(Dataset records):
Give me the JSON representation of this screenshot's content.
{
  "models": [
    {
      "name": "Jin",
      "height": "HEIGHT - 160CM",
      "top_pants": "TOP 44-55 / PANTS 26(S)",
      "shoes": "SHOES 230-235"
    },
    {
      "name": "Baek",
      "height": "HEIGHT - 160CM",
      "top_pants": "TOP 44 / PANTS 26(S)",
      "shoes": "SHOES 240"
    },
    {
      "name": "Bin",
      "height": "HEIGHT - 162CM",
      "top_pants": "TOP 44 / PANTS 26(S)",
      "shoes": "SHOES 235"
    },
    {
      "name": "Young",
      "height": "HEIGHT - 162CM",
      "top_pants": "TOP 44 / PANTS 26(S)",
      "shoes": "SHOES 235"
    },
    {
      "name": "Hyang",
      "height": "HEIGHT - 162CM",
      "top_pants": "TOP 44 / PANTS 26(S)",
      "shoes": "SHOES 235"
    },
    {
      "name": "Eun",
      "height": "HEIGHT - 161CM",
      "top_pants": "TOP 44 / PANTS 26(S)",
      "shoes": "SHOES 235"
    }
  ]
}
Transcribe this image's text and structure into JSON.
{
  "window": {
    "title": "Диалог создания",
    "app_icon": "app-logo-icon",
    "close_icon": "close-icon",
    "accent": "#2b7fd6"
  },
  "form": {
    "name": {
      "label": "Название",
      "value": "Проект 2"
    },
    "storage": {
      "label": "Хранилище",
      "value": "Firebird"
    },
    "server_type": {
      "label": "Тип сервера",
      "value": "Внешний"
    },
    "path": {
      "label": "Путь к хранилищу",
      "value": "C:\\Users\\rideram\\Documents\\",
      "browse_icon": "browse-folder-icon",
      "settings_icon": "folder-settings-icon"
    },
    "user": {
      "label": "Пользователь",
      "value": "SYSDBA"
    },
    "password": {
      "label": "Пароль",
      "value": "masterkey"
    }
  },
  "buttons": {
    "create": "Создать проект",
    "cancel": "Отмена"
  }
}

(WHAT TO PRODUCE):
From the line holding "Transcribe this image's" down to the final line above, quote every line exactly and only those lines.

(COMPLETE OUTPUT):
Transcribe this image's text and structure into JSON.
{
  "window": {
    "title": "Диалог создания",
    "app_icon": "app-logo-icon",
    "close_icon": "close-icon",
    "accent": "#2b7fd6"
  },
  "form": {
    "name": {
      "label": "Название",
      "value": "Проект 2"
    },
    "storage": {
      "label": "Хранилище",
      "value": "Firebird"
    },
    "server_type": {
      "label": "Тип сервера",
      "value": "Внешний"
    },
    "path": {
      "label": "Путь к хранилищу",
      "value": "C:\\Users\\rideram\\Documents\\",
      "browse_icon": "browse-folder-icon",
      "settings_icon": "folder-settings-icon"
    },
    "user": {
      "label": "Пользователь",
      "value": "SYSDBA"
    },
    "password": {
      "label": "Пароль",
      "value": "masterkey"
    }
  },
  "buttons": {
    "create": "Создать проект",
    "cancel": "Отмена"
  }
}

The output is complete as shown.